課題の条件.
[A] 課題本文の次の一文を英語に訳しなさい。「これにより、2つのコップ40,40の外壁42,42が接触しないので、これらが擦れて傷ついたり、割れたりすることがない。」
[B] 次の(i)〜(iii)が課題本文の内容と合っているか、それぞれ「はい」か「いいえ」で答え、判断の根拠となる本文の語句をそのまま引用しなさい。
(i) 底部41の肉厚が最も厚くなるように形成されている。
(ii) 2つのコップ40を重ね合わせると、外壁42どうしが接触する。
(iii) 係合突起43の段状の内側面43bは滑り止めになる。
[C] 課題本文の「すなわち、コップ40全体の支」から「されるように設定されている。」までを、そのまま書き写しなさい。

課題本文.
----
すなわち、コップ40全体の支持部分となる底部41の肉厚t1が最も厚く、ついで、重ねる際に、相互に係合される係合突起43の肉厚t3が厚く、外壁42の肉厚t2が最も薄くなるように形成されている。
【0060】
本実施形態においては、外壁42の形状や肉厚や傾斜角や湾曲の程度、また係合突起43の形状や肉厚や傾斜角度が、2つのコップ40,40を重ね合わせて、それぞれの係合突起43,43を係合させた際に、2つのコップ40,40のそれぞれの外壁42,42が接触することなく、これらの間にギャップGが形成されるように設定されている。
【0061】
これにより、2つのコップ40,40の外壁42,42が接触しないので、これらが擦れて傷ついたり、割れたりすることがない。3つ以上のコップ40,40……を重ねたときも同様である。
【0062】
本実施形態によると、さらに、外壁32の開口部42c近傍が、凹状に湾曲しているので、カップ40内に入れられた液体を飲む際に、外壁42の上端に口を当たときに、下唇がこの凹状に湾曲した部分に倣って自然に当たるので、液体を飲む際に飲みやすい、という効果がある。また、上述のように、非常に持ちやすいという効果もある。さらに、上述のように係合突起43の段状の内側面43bは滑り止めとなり、またこれに色を付すことにより造形的に優れたものとすることができる。
----
保存データ:
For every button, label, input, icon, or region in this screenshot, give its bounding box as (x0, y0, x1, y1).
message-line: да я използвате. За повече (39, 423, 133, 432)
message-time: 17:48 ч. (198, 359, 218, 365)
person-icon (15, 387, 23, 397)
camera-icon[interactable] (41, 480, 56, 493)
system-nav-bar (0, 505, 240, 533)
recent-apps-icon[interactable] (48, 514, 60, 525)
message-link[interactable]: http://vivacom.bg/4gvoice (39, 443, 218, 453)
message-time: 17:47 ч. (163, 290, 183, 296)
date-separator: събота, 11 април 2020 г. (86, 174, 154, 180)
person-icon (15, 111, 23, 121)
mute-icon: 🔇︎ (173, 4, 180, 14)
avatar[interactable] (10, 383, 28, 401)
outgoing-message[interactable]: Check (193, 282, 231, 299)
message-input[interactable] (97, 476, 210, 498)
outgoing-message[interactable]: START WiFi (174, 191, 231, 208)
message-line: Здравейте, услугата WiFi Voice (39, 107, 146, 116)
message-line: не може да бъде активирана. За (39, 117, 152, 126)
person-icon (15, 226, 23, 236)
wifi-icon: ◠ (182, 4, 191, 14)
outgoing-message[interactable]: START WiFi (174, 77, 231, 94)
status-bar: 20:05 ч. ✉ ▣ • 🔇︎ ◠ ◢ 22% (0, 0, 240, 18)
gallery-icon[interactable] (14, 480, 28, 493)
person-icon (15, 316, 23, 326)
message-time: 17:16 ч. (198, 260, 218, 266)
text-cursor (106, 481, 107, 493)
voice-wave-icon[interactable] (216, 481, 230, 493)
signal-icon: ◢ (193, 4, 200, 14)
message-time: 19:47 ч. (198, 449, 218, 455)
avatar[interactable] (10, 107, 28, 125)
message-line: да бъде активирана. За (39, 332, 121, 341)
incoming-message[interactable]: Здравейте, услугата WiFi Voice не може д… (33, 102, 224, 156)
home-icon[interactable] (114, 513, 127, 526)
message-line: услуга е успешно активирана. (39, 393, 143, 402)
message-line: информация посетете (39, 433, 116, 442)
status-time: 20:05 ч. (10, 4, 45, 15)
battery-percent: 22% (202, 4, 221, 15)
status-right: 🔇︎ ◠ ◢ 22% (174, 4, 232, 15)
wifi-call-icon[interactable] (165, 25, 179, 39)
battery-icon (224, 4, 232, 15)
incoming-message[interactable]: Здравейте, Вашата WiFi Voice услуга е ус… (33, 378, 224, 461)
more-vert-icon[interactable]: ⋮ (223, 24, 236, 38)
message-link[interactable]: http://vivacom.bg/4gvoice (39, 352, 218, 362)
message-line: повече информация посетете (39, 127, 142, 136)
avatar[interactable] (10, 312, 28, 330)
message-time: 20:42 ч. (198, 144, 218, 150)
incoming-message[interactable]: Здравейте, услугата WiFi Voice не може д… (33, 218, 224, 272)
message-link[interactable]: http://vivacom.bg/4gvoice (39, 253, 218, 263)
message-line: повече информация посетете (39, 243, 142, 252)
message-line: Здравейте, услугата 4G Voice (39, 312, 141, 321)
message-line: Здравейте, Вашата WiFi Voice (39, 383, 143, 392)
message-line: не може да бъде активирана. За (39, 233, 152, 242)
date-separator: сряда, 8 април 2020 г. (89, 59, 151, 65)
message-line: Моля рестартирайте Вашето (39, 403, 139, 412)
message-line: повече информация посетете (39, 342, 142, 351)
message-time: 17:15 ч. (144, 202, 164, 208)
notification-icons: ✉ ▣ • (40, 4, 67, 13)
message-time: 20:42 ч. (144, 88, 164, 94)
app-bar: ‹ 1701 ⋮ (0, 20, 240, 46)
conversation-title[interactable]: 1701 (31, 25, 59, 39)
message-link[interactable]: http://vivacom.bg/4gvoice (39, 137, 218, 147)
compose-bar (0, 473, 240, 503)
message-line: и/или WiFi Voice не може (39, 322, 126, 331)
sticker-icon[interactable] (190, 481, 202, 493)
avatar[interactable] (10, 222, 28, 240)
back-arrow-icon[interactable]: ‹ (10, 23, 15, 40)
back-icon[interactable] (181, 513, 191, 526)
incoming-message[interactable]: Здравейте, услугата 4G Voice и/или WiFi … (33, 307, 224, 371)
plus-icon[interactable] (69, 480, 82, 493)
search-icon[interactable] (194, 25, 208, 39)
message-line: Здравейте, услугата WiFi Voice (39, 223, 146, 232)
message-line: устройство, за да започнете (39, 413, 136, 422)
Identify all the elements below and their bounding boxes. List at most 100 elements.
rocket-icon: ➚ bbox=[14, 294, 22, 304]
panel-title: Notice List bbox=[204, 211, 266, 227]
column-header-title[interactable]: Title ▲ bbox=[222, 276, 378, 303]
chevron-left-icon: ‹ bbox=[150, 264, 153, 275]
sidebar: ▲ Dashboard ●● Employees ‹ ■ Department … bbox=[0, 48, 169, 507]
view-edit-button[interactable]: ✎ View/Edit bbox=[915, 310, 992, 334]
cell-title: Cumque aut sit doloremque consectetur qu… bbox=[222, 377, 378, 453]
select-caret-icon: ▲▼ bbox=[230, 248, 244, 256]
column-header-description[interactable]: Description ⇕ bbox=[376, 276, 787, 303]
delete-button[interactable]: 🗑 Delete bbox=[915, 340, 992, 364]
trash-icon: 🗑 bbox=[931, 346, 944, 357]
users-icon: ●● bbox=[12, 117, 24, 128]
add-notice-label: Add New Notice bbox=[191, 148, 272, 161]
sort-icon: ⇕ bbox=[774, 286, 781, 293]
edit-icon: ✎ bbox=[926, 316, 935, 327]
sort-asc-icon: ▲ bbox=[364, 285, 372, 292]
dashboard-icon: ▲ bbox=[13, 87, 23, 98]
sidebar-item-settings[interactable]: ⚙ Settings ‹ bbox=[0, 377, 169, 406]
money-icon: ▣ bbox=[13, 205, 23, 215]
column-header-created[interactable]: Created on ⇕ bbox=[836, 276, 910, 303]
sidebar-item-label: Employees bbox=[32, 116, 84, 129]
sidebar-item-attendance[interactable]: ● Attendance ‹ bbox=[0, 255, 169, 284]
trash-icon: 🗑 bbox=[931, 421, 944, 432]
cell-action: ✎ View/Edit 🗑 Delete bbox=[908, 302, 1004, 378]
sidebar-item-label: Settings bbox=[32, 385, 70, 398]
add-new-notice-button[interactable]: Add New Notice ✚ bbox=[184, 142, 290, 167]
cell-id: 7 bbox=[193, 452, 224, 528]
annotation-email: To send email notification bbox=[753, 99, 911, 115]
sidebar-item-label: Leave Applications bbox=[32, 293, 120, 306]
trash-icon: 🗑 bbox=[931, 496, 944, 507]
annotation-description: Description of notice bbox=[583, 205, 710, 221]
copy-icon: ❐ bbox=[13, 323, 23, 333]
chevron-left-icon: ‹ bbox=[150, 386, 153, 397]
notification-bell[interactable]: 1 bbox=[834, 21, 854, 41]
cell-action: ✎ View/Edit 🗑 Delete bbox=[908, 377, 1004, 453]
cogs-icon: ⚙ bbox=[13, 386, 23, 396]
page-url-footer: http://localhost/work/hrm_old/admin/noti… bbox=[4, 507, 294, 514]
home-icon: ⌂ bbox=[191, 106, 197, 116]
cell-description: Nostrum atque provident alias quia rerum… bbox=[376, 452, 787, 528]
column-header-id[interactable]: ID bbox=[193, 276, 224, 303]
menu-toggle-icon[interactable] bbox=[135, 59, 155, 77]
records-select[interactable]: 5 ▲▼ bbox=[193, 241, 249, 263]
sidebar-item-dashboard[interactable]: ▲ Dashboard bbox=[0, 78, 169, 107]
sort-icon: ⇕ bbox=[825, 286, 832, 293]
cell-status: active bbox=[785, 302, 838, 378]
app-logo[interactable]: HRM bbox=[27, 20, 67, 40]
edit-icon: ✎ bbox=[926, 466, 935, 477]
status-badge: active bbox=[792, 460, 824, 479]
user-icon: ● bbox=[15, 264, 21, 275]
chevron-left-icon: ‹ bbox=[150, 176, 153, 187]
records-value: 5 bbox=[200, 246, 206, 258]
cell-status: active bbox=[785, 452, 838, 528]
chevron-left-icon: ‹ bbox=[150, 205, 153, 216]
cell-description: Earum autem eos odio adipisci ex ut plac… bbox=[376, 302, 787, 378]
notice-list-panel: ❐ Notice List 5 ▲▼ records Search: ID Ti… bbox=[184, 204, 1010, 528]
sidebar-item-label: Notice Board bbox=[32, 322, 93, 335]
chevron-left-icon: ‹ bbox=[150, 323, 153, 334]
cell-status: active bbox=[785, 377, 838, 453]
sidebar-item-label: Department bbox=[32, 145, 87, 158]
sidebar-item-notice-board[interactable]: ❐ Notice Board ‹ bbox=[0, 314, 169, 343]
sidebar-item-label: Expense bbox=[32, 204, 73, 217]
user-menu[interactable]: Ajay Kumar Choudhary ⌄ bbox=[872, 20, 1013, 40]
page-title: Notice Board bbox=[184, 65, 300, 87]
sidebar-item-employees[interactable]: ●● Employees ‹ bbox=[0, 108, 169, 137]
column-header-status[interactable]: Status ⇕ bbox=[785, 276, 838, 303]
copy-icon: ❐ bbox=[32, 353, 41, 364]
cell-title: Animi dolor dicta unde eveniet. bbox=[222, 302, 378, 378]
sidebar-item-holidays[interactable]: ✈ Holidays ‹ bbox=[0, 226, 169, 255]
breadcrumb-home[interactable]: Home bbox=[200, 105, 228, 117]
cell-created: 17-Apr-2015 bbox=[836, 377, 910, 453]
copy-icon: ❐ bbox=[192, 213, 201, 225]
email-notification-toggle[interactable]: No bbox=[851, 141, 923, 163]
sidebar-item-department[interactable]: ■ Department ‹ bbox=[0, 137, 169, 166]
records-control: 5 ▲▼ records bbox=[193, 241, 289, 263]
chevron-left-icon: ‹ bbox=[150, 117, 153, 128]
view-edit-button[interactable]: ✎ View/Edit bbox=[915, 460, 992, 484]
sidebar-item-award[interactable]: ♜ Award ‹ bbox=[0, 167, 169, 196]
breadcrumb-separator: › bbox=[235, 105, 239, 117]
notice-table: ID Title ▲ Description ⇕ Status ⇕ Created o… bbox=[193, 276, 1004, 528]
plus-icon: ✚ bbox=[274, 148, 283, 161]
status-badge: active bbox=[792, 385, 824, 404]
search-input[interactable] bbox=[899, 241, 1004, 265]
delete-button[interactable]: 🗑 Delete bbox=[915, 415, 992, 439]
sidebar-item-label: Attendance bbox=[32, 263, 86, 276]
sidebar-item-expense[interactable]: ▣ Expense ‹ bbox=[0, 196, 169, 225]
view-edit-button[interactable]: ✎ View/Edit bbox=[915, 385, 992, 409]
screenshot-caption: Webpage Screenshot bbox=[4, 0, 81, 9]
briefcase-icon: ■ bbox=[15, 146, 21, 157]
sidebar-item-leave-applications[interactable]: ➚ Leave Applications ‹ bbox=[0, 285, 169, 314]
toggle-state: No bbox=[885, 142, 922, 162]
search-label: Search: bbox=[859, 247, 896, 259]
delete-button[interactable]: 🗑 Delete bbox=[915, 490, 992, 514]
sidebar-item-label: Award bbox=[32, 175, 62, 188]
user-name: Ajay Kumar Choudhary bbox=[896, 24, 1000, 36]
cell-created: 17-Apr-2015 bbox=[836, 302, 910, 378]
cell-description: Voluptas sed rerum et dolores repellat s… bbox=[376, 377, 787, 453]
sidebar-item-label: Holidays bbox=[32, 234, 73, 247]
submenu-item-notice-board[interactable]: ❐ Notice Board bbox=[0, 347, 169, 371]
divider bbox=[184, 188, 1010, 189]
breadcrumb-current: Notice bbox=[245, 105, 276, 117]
----
想定される解答.
[A] As a result, the outer walls 42, 42 of the two cups 40, 40 do not come into contact with each other, so they are neither scratched nor cracked by rubbing against each other.

[B]
(i) はい。「コップ40全体の支持部分となる底部41の肉厚t1が最も厚く」
(ii) いいえ。「2つのコップ40,40のそれぞれの外壁42,42が接触することなく、これらの間にギャップGが形成される」
(iii) はい。「係合突起43の段状の内側面43bは滑り止めとなり」

[C]
すなわち、コップ40全体の支持部分となる底部41の肉厚t1が最も厚く、ついで、重ねる際に、相互に係合される係合突起43の肉厚t3が厚く、外壁42の肉厚t2が最も薄くなるように形成されている。
【0060】
本実施形態においては、外壁42の形状や肉厚や傾斜角や湾曲の程度、また係合突起43の形状や肉厚や傾斜角度が、2つのコップ40,40を重ね合わせて、それぞれの係合突起43,43を係合させた際に、2つのコップ40,40のそれぞれの外壁42,42が接触することなく、これらの間にギャップGが形成されるように設定されている。